§ WHAT IS ASKED
Locate the lines where "lvuvM" occurs and copy them as they stand.

━━━ DATA FOR THIS EXERCISE ━━━

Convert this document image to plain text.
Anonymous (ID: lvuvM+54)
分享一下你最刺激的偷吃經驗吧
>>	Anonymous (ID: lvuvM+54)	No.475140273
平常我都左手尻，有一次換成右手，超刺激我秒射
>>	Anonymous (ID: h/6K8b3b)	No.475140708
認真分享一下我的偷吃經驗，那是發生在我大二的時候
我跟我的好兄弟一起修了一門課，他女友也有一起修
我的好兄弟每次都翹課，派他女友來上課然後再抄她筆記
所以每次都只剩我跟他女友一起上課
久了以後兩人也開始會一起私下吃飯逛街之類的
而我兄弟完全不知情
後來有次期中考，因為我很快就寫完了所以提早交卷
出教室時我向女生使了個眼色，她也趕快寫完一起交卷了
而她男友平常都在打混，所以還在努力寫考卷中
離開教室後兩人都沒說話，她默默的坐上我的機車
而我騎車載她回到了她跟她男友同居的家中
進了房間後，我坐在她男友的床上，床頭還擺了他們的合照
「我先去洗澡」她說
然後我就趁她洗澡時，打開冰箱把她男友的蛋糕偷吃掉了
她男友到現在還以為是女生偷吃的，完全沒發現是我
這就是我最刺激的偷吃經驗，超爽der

━━━

§ RESPONSE
Anonymous (ID: lvuvM+54)
>>	Anonymous (ID: lvuvM+54)	No.475140273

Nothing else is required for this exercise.